#### Short exercise
Repeat the lines that follow, leaving nothing out.

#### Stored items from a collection
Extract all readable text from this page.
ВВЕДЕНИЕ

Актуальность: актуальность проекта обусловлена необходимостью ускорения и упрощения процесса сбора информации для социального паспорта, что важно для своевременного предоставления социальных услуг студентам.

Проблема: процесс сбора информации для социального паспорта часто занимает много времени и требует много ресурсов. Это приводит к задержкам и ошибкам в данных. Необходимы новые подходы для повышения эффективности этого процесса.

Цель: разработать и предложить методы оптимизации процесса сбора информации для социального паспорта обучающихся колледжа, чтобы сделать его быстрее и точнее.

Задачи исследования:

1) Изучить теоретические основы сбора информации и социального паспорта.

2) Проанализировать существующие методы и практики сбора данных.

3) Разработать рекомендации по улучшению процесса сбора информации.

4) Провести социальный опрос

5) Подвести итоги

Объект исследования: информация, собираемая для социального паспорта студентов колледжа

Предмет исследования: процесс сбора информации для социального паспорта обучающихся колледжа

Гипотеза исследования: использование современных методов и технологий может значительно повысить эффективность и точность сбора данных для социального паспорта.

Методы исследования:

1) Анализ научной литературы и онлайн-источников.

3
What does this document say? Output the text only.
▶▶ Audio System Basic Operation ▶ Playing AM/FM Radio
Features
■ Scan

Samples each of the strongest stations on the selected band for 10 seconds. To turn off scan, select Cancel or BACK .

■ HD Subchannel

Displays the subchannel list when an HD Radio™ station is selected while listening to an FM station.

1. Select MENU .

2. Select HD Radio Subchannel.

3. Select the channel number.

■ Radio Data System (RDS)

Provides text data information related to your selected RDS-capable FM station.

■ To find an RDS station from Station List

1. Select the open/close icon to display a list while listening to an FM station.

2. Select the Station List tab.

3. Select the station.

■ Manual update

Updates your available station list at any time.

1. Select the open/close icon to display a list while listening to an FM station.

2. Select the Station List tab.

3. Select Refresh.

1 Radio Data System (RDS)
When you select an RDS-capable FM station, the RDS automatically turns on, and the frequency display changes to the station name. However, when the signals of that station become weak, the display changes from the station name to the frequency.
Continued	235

#### Final result
Extract all readable text from this page.
ВВЕДЕНИЕ

Актуальность: актуальность проекта обусловлена необходимостью ускорения и упрощения процесса сбора информации для социального паспорта, что важно для своевременного предоставления социальных услуг студентам.

Проблема: процесс сбора информации для социального паспорта часто занимает много времени и требует много ресурсов. Это приводит к задержкам и ошибкам в данных. Необходимы новые подходы для повышения эффективности этого процесса.

Цель: разработать и предложить методы оптимизации процесса сбора информации для социального паспорта обучающихся колледжа, чтобы сделать его быстрее и точнее.

Задачи исследования:

1) Изучить теоретические основы сбора информации и социального паспорта.

2) Проанализировать существующие методы и практики сбора данных.

3) Разработать рекомендации по улучшению процесса сбора информации.

4) Провести социальный опрос

5) Подвести итоги

Объект исследования: информация, собираемая для социального паспорта студентов колледжа

Предмет исследования: процесс сбора информации для социального паспорта обучающихся колледжа

Гипотеза исследования: использование современных методов и технологий может значительно повысить эффективность и точность сбора данных для социального паспорта.

Методы исследования:

1) Анализ научной литературы и онлайн-источников.

3
What does this document say? Output the text only.
▶▶ Audio System Basic Operation ▶ Playing AM/FM Radio
Features
■ Scan

Samples each of the strongest stations on the selected band for 10 seconds. To turn off scan, select Cancel or BACK .

■ HD Subchannel

Displays the subchannel list when an HD Radio™ station is selected while listening to an FM station.

1. Select MENU .

2. Select HD Radio Subchannel.

3. Select the channel number.

■ Radio Data System (RDS)

Provides text data information related to your selected RDS-capable FM station.

■ To find an RDS station from Station List

1. Select the open/close icon to display a list while listening to an FM station.

2. Select the Station List tab.

3. Select the station.

■ Manual update

Updates your available station list at any time.

1. Select the open/close icon to display a list while listening to an FM station.

2. Select the Station List tab.

3. Select Refresh.

1 Radio Data System (RDS)
When you select an RDS-capable FM station, the RDS automatically turns on, and the frequency display changes to the station name. However, when the signals of that station become weak, the display changes from the station name to the frequency.
Continued	235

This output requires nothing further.